Figure contents as structured data
____________

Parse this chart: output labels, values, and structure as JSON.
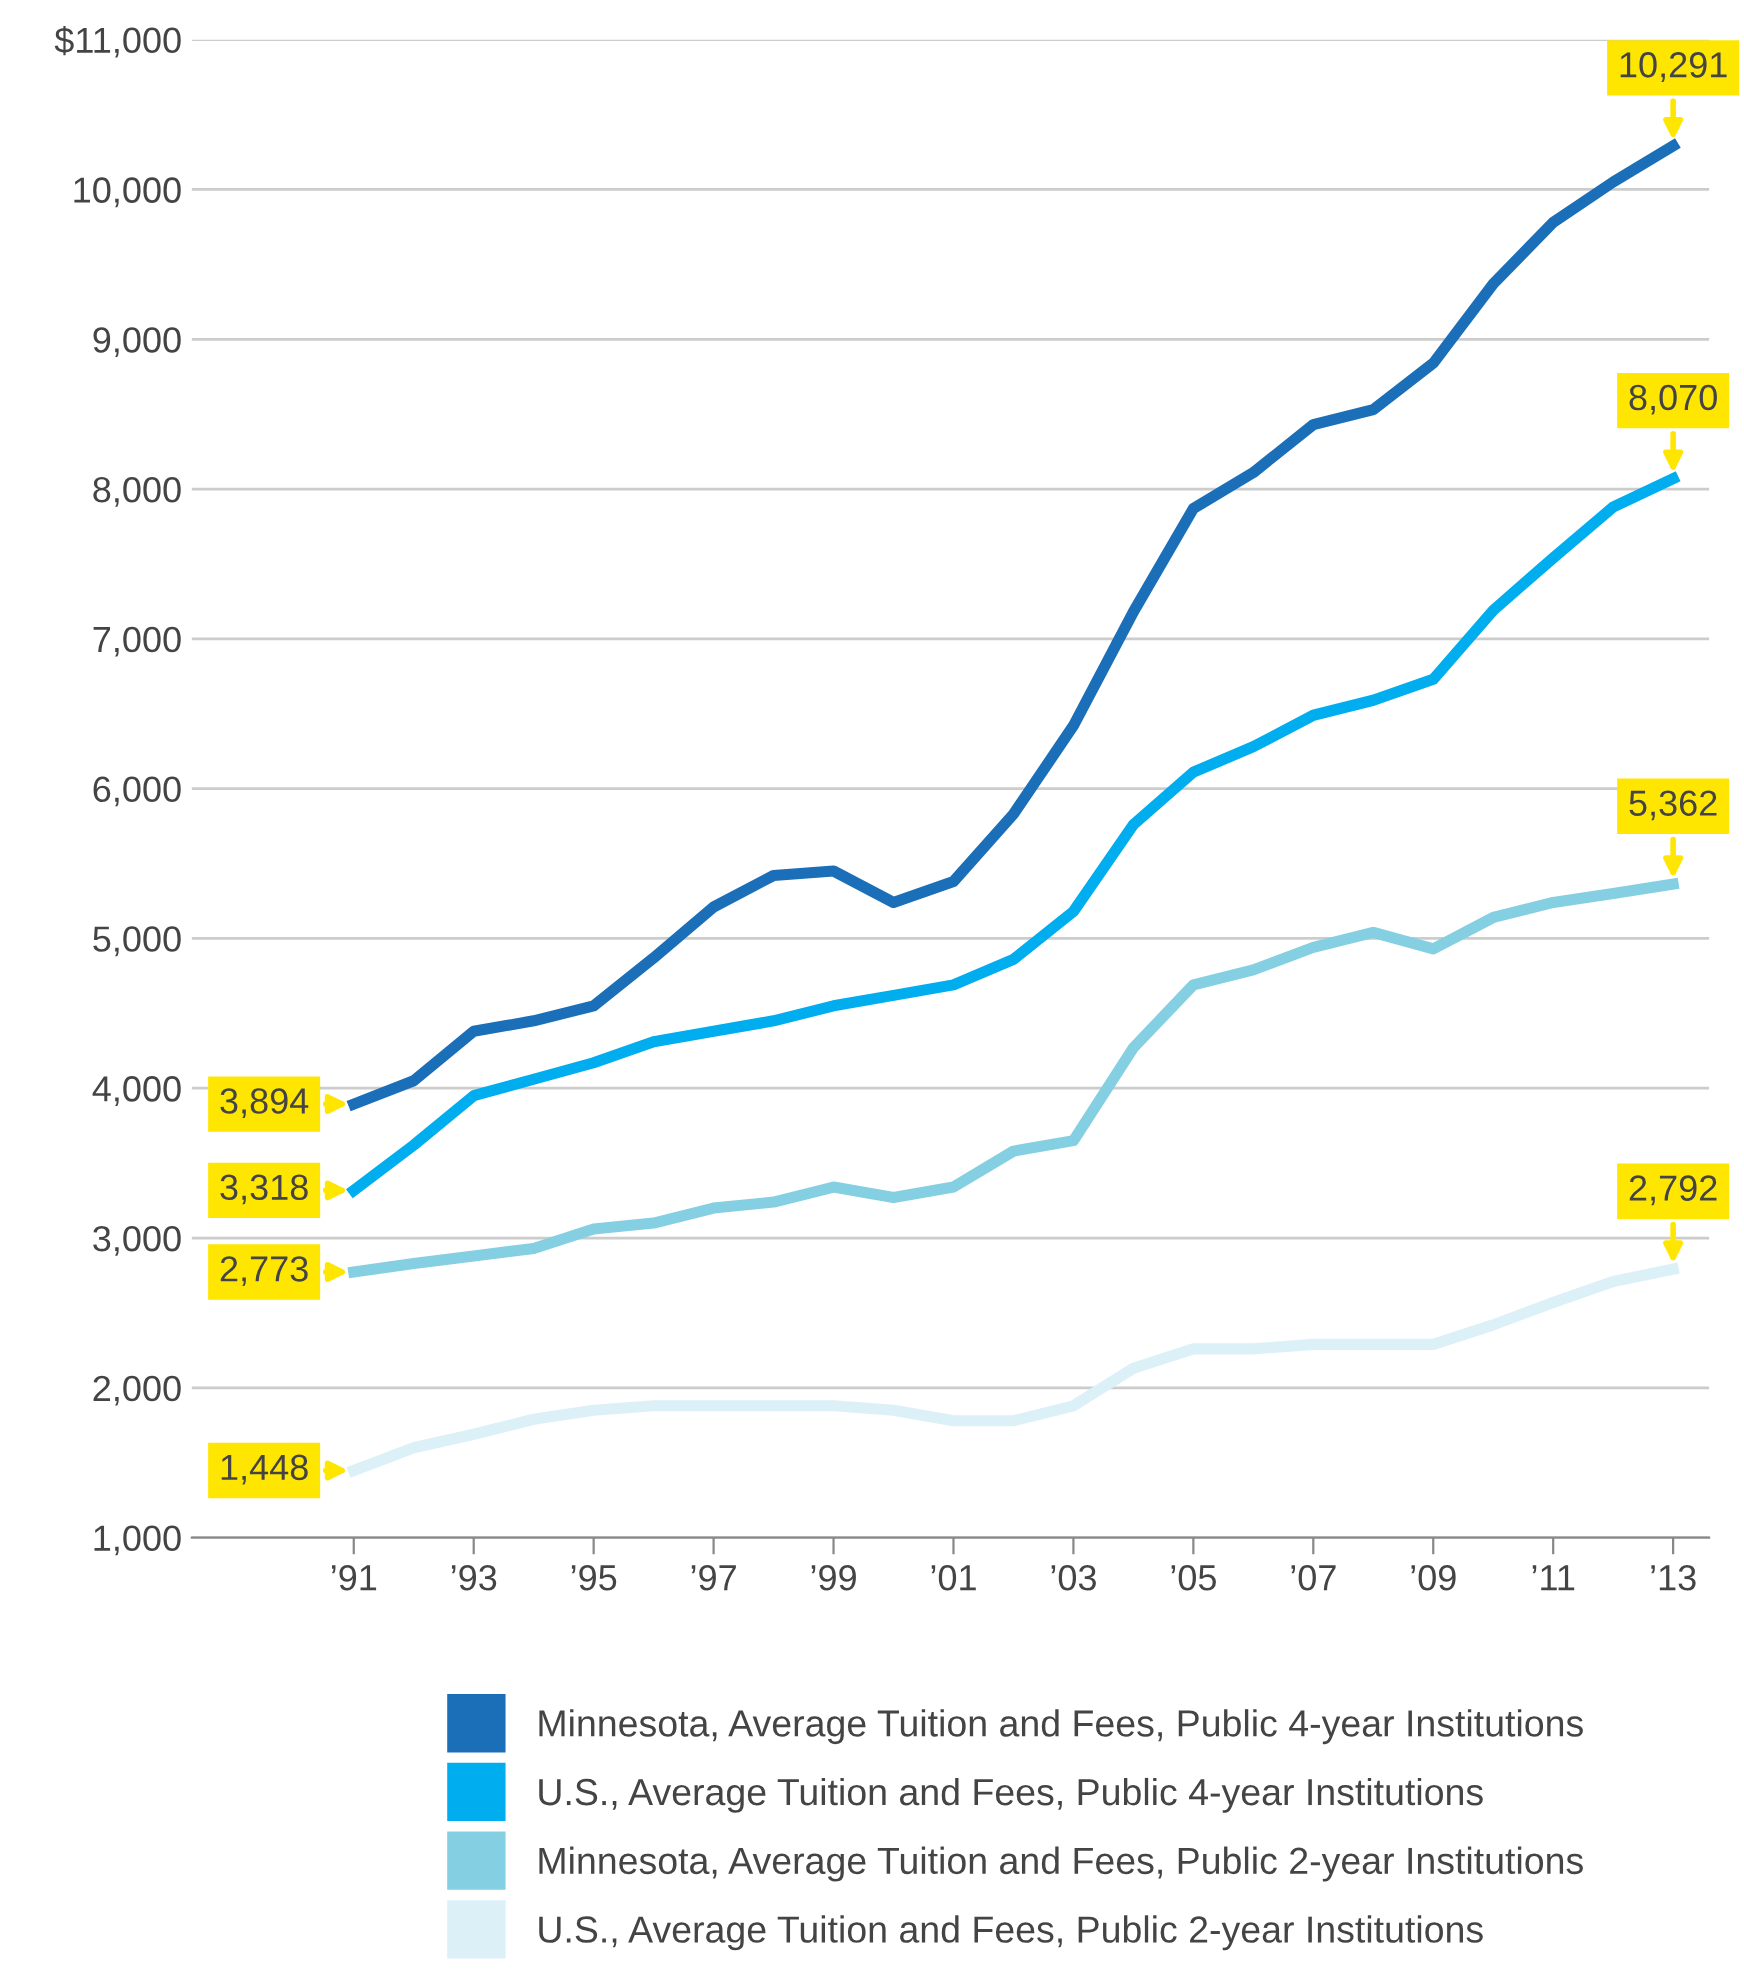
{
  "chart_data": {
    "type": "line",
    "x": [
      1991,
      1992,
      1993,
      1994,
      1995,
      1996,
      1997,
      1998,
      1999,
      2000,
      2001,
      2002,
      2003,
      2004,
      2005,
      2006,
      2007,
      2008,
      2009,
      2010,
      2011,
      2012,
      2013
    ],
    "series": [
      {
        "name": "Minnesota, Average Tuition and Fees, Public 4-year Institutions",
        "color": "#1a6fb8",
        "values": [
          3894,
          4050,
          4380,
          4450,
          4550,
          4870,
          5210,
          5420,
          5450,
          5240,
          5380,
          5830,
          6420,
          7180,
          7870,
          8110,
          8430,
          8530,
          8840,
          9370,
          9780,
          10050,
          10291
        ],
        "value_labels": [
          "3,894",
          null,
          null,
          null,
          null,
          null,
          null,
          null,
          null,
          null,
          null,
          null,
          null,
          null,
          null,
          null,
          null,
          null,
          null,
          null,
          null,
          null,
          "10,291"
        ]
      },
      {
        "name": "U.S., Average Tuition and Fees, Public 4-year Institutions",
        "color": "#00aeef",
        "values": [
          3318,
          3620,
          3950,
          4060,
          4170,
          4310,
          4380,
          4450,
          4550,
          4620,
          4690,
          4860,
          5180,
          5760,
          6110,
          6280,
          6490,
          6590,
          6730,
          7190,
          7540,
          7880,
          8070
        ],
        "value_labels": [
          "3,318",
          null,
          null,
          null,
          null,
          null,
          null,
          null,
          null,
          null,
          null,
          null,
          null,
          null,
          null,
          null,
          null,
          null,
          null,
          null,
          null,
          null,
          "8,070"
        ]
      },
      {
        "name": "Minnesota, Average Tuition and Fees, Public 2-year Institutions",
        "color": "#85cfe3",
        "values": [
          2773,
          2830,
          2880,
          2930,
          3060,
          3100,
          3200,
          3240,
          3340,
          3270,
          3340,
          3580,
          3650,
          4270,
          4690,
          4790,
          4940,
          5040,
          4930,
          5140,
          5240,
          5300,
          5362
        ],
        "value_labels": [
          "2,773",
          null,
          null,
          null,
          null,
          null,
          null,
          null,
          null,
          null,
          null,
          null,
          null,
          null,
          null,
          null,
          null,
          null,
          null,
          null,
          null,
          null,
          "5,362"
        ]
      },
      {
        "name": "U.S., Average Tuition and Fees, Public 2-year Institutions",
        "color": "#dcf0f8",
        "values": [
          1448,
          1600,
          1690,
          1790,
          1850,
          1880,
          1880,
          1880,
          1880,
          1850,
          1780,
          1780,
          1880,
          2130,
          2260,
          2260,
          2290,
          2290,
          2290,
          2420,
          2570,
          2710,
          2792
        ],
        "value_labels": [
          "1,448",
          null,
          null,
          null,
          null,
          null,
          null,
          null,
          null,
          null,
          null,
          null,
          null,
          null,
          null,
          null,
          null,
          null,
          null,
          null,
          null,
          null,
          "2,792"
        ]
      }
    ],
    "xlim": [
      1988.3,
      2013.6
    ],
    "xticks": [
      {
        "value": 1991,
        "label": "’91"
      },
      {
        "value": 1993,
        "label": "’93"
      },
      {
        "value": 1995,
        "label": "’95"
      },
      {
        "value": 1997,
        "label": "’97"
      },
      {
        "value": 1999,
        "label": "’99"
      },
      {
        "value": 2001,
        "label": "’01"
      },
      {
        "value": 2003,
        "label": "’03"
      },
      {
        "value": 2005,
        "label": "’05"
      },
      {
        "value": 2007,
        "label": "’07"
      },
      {
        "value": 2009,
        "label": "’09"
      },
      {
        "value": 2011,
        "label": "’11"
      },
      {
        "value": 2013,
        "label": "’13"
      }
    ],
    "ylim": [
      1000,
      11000
    ],
    "yticks": [
      {
        "value": 1000,
        "label": "1,000"
      },
      {
        "value": 2000,
        "label": "2,000"
      },
      {
        "value": 3000,
        "label": "3,000"
      },
      {
        "value": 4000,
        "label": "4,000"
      },
      {
        "value": 5000,
        "label": "5,000"
      },
      {
        "value": 6000,
        "label": "6,000"
      },
      {
        "value": 7000,
        "label": "7,000"
      },
      {
        "value": 8000,
        "label": "8,000"
      },
      {
        "value": 9000,
        "label": "9,000"
      },
      {
        "value": 10000,
        "label": "10,000"
      },
      {
        "value": 11000,
        "label": "$11,000"
      }
    ],
    "grid": "y",
    "legend": "bottom",
    "marker": "none",
    "line_style": "solid"
  }
}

____________

TASK DETAILS:
Which lines contain the word "year"? Copy each one.

RESPONSE BELOW:
        "name": "Minnesota, Average Tuition and Fees, Public 4-year Institutions",
        "name": "U.S., Average Tuition and Fees, Public 4-year Institutions",
        "name": "Minnesota, Average Tuition and Fees, Public 2-year Institutions",
        "name": "U.S., Average Tuition and Fees, Public 2-year Institutions",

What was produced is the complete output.